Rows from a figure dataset
_ _ _ _ _
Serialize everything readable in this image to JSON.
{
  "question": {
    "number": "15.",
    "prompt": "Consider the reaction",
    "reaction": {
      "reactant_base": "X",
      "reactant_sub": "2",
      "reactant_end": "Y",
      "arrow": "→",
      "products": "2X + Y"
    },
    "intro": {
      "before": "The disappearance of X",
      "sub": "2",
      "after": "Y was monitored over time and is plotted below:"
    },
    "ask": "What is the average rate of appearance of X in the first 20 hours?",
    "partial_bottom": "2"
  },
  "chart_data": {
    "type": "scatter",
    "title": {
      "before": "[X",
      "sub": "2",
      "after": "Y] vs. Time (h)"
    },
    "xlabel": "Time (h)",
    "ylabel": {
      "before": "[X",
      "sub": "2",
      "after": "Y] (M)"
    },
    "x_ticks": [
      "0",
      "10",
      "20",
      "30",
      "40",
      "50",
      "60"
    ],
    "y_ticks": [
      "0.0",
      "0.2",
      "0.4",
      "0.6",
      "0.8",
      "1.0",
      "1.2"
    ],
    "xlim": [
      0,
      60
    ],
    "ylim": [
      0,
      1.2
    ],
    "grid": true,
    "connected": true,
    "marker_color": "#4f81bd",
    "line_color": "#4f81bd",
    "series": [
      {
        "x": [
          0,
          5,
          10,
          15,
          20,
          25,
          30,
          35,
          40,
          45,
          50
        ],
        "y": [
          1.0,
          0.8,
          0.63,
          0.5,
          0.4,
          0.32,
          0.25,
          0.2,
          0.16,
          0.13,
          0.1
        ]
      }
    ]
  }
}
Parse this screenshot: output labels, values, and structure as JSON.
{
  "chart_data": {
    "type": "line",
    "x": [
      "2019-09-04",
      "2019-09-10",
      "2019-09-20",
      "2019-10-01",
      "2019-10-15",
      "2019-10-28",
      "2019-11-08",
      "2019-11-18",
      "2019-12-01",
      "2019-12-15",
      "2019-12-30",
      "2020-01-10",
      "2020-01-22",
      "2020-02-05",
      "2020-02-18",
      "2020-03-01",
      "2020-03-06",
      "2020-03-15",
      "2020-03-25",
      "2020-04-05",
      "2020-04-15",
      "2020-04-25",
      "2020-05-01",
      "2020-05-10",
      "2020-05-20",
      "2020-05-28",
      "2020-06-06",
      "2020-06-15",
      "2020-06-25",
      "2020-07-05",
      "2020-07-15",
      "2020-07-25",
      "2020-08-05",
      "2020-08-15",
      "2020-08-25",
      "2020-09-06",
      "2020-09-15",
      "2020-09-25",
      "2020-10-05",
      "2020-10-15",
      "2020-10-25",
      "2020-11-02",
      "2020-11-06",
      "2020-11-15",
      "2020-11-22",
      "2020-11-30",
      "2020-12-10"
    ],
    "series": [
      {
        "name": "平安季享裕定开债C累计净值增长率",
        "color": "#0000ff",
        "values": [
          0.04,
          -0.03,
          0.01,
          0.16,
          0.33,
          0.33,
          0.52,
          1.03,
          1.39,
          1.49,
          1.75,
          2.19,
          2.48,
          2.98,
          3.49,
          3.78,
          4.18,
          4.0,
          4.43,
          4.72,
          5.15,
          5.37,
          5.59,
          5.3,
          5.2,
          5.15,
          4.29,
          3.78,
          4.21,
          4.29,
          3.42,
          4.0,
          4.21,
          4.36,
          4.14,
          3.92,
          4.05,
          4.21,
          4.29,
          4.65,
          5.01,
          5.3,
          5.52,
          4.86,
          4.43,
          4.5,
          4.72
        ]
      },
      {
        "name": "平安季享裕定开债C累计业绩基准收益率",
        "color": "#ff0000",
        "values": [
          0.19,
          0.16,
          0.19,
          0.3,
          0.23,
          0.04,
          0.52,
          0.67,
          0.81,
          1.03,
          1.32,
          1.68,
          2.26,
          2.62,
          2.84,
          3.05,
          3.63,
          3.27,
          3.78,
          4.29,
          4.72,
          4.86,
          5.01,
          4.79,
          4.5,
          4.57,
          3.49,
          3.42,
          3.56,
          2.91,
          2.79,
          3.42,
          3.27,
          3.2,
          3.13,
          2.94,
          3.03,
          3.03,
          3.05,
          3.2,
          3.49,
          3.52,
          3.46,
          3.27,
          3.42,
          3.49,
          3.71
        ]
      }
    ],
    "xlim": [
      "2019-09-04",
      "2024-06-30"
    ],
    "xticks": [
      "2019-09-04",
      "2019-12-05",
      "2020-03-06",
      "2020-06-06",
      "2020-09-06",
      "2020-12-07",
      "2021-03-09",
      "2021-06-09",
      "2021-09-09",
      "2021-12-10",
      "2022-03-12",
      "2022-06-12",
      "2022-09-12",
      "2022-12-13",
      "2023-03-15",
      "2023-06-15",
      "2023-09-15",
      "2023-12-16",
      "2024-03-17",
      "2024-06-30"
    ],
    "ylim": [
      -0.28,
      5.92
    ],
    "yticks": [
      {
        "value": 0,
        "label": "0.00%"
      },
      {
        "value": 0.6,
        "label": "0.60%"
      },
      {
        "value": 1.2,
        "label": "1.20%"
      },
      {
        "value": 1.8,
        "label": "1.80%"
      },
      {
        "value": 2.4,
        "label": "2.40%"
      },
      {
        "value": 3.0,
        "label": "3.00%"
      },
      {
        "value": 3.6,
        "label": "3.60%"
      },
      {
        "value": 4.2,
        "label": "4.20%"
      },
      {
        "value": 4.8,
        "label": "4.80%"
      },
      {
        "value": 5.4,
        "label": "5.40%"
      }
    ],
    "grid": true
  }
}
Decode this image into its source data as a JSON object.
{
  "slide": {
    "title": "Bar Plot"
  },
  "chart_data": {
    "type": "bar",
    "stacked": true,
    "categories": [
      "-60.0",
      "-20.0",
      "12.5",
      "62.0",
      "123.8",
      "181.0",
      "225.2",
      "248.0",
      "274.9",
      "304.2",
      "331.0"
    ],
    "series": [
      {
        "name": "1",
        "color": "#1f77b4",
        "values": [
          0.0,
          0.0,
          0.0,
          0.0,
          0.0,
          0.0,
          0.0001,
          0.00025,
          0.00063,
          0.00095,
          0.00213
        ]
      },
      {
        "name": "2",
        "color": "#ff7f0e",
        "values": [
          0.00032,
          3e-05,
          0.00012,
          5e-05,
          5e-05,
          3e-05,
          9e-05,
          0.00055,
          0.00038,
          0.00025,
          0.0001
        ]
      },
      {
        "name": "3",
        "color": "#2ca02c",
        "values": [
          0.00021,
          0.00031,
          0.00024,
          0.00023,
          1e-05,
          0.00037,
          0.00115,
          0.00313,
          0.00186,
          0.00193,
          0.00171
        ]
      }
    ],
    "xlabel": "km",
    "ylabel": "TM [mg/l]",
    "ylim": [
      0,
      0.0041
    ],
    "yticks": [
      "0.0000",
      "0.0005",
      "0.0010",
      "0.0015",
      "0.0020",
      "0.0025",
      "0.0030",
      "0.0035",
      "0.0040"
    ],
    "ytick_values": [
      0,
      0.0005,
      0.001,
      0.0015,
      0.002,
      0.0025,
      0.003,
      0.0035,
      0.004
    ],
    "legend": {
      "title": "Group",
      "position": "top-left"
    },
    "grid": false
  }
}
_ _ _ _ _
**What is required**
Repeat each record exactly, leaving nothing out.

**Correct answer**
Serialize everything readable in this image to JSON.
{
  "question": {
    "number": "15.",
    "prompt": "Consider the reaction",
    "reaction": {
      "reactant_base": "X",
      "reactant_sub": "2",
      "reactant_end": "Y",
      "arrow": "→",
      "products": "2X + Y"
    },
    "intro": {
      "before": "The disappearance of X",
      "sub": "2",
      "after": "Y was monitored over time and is plotted below:"
    },
    "ask": "What is the average rate of appearance of X in the first 20 hours?",
    "partial_bottom": "2"
  },
  "chart_data": {
    "type": "scatter",
    "title": {
      "before": "[X",
      "sub": "2",
      "after": "Y] vs. Time (h)"
    },
    "xlabel": "Time (h)",
    "ylabel": {
      "before": "[X",
      "sub": "2",
      "after": "Y] (M)"
    },
    "x_ticks": [
      "0",
      "10",
      "20",
      "30",
      "40",
      "50",
      "60"
    ],
    "y_ticks": [
      "0.0",
      "0.2",
      "0.4",
      "0.6",
      "0.8",
      "1.0",
      "1.2"
    ],
    "xlim": [
      0,
      60
    ],
    "ylim": [
      0,
      1.2
    ],
    "grid": true,
    "connected": true,
    "marker_color": "#4f81bd",
    "line_color": "#4f81bd",
    "series": [
      {
        "x": [
          0,
          5,
          10,
          15,
          20,
          25,
          30,
          35,
          40,
          45,
          50
        ],
        "y": [
          1.0,
          0.8,
          0.63,
          0.5,
          0.4,
          0.32,
          0.25,
          0.2,
          0.16,
          0.13,
          0.1
        ]
      }
    ]
  }
}
Parse this screenshot: output labels, values, and structure as JSON.
{
  "chart_data": {
    "type": "line",
    "x": [
      "2019-09-04",
      "2019-09-10",
      "2019-09-20",
      "2019-10-01",
      "2019-10-15",
      "2019-10-28",
      "2019-11-08",
      "2019-11-18",
      "2019-12-01",
      "2019-12-15",
      "2019-12-30",
      "2020-01-10",
      "2020-01-22",
      "2020-02-05",
      "2020-02-18",
      "2020-03-01",
      "2020-03-06",
      "2020-03-15",
      "2020-03-25",
      "2020-04-05",
      "2020-04-15",
      "2020-04-25",
      "2020-05-01",
      "2020-05-10",
      "2020-05-20",
      "2020-05-28",
      "2020-06-06",
      "2020-06-15",
      "2020-06-25",
      "2020-07-05",
      "2020-07-15",
      "2020-07-25",
      "2020-08-05",
      "2020-08-15",
      "2020-08-25",
      "2020-09-06",
      "2020-09-15",
      "2020-09-25",
      "2020-10-05",
      "2020-10-15",
      "2020-10-25",
      "2020-11-02",
      "2020-11-06",
      "2020-11-15",
      "2020-11-22",
      "2020-11-30",
      "2020-12-10"
    ],
    "series": [
      {
        "name": "平安季享裕定开债C累计净值增长率",
        "color": "#0000ff",
        "values": [
          0.04,
          -0.03,
          0.01,
          0.16,
          0.33,
          0.33,
          0.52,
          1.03,
          1.39,
          1.49,
          1.75,
          2.19,
          2.48,
          2.98,
          3.49,
          3.78,
          4.18,
          4.0,
          4.43,
          4.72,
          5.15,
          5.37,
          5.59,
          5.3,
          5.2,
          5.15,
          4.29,
          3.78,
          4.21,
          4.29,
          3.42,
          4.0,
          4.21,
          4.36,
          4.14,
          3.92,
          4.05,
          4.21,
          4.29,
          4.65,
          5.01,
          5.3,
          5.52,
          4.86,
          4.43,
          4.5,
          4.72
        ]
      },
      {
        "name": "平安季享裕定开债C累计业绩基准收益率",
        "color": "#ff0000",
        "values": [
          0.19,
          0.16,
          0.19,
          0.3,
          0.23,
          0.04,
          0.52,
          0.67,
          0.81,
          1.03,
          1.32,
          1.68,
          2.26,
          2.62,
          2.84,
          3.05,
          3.63,
          3.27,
          3.78,
          4.29,
          4.72,
          4.86,
          5.01,
          4.79,
          4.5,
          4.57,
          3.49,
          3.42,
          3.56,
          2.91,
          2.79,
          3.42,
          3.27,
          3.2,
          3.13,
          2.94,
          3.03,
          3.03,
          3.05,
          3.2,
          3.49,
          3.52,
          3.46,
          3.27,
          3.42,
          3.49,
          3.71
        ]
      }
    ],
    "xlim": [
      "2019-09-04",
      "2024-06-30"
    ],
    "xticks": [
      "2019-09-04",
      "2019-12-05",
      "2020-03-06",
      "2020-06-06",
      "2020-09-06",
      "2020-12-07",
      "2021-03-09",
      "2021-06-09",
      "2021-09-09",
      "2021-12-10",
      "2022-03-12",
      "2022-06-12",
      "2022-09-12",
      "2022-12-13",
      "2023-03-15",
      "2023-06-15",
      "2023-09-15",
      "2023-12-16",
      "2024-03-17",
      "2024-06-30"
    ],
    "ylim": [
      -0.28,
      5.92
    ],
    "yticks": [
      {
        "value": 0,
        "label": "0.00%"
      },
      {
        "value": 0.6,
        "label": "0.60%"
      },
      {
        "value": 1.2,
        "label": "1.20%"
      },
      {
        "value": 1.8,
        "label": "1.80%"
      },
      {
        "value": 2.4,
        "label": "2.40%"
      },
      {
        "value": 3.0,
        "label": "3.00%"
      },
      {
        "value": 3.6,
        "label": "3.60%"
      },
      {
        "value": 4.2,
        "label": "4.20%"
      },
      {
        "value": 4.8,
        "label": "4.80%"
      },
      {
        "value": 5.4,
        "label": "5.40%"
      }
    ],
    "grid": true
  }
}
Decode this image into its source data as a JSON object.
{
  "slide": {
    "title": "Bar Plot"
  },
  "chart_data": {
    "type": "bar",
    "stacked": true,
    "categories": [
      "-60.0",
      "-20.0",
      "12.5",
      "62.0",
      "123.8",
      "181.0",
      "225.2",
      "248.0",
      "274.9",
      "304.2",
      "331.0"
    ],
    "series": [
      {
        "name": "1",
        "color": "#1f77b4",
        "values": [
          0.0,
          0.0,
          0.0,
          0.0,
          0.0,
          0.0,
          0.0001,
          0.00025,
          0.00063,
          0.00095,
          0.00213
        ]
      },
      {
        "name": "2",
        "color": "#ff7f0e",
        "values": [
          0.00032,
          3e-05,
          0.00012,
          5e-05,
          5e-05,
          3e-05,
          9e-05,
          0.00055,
          0.00038,
          0.00025,
          0.0001
        ]
      },
      {
        "name": "3",
        "color": "#2ca02c",
        "values": [
          0.00021,
          0.00031,
          0.00024,
          0.00023,
          1e-05,
          0.00037,
          0.00115,
          0.00313,
          0.00186,
          0.00193,
          0.00171
        ]
      }
    ],
    "xlabel": "km",
    "ylabel": "TM [mg/l]",
    "ylim": [
      0,
      0.0041
    ],
    "yticks": [
      "0.0000",
      "0.0005",
      "0.0010",
      "0.0015",
      "0.0020",
      "0.0025",
      "0.0030",
      "0.0035",
      "0.0040"
    ],
    "ytick_values": [
      0,
      0.0005,
      0.001,
      0.0015,
      0.002,
      0.0025,
      0.003,
      0.0035,
      0.004
    ],
    "legend": {
      "title": "Group",
      "position": "top-left"
    },
    "grid": false
  }
}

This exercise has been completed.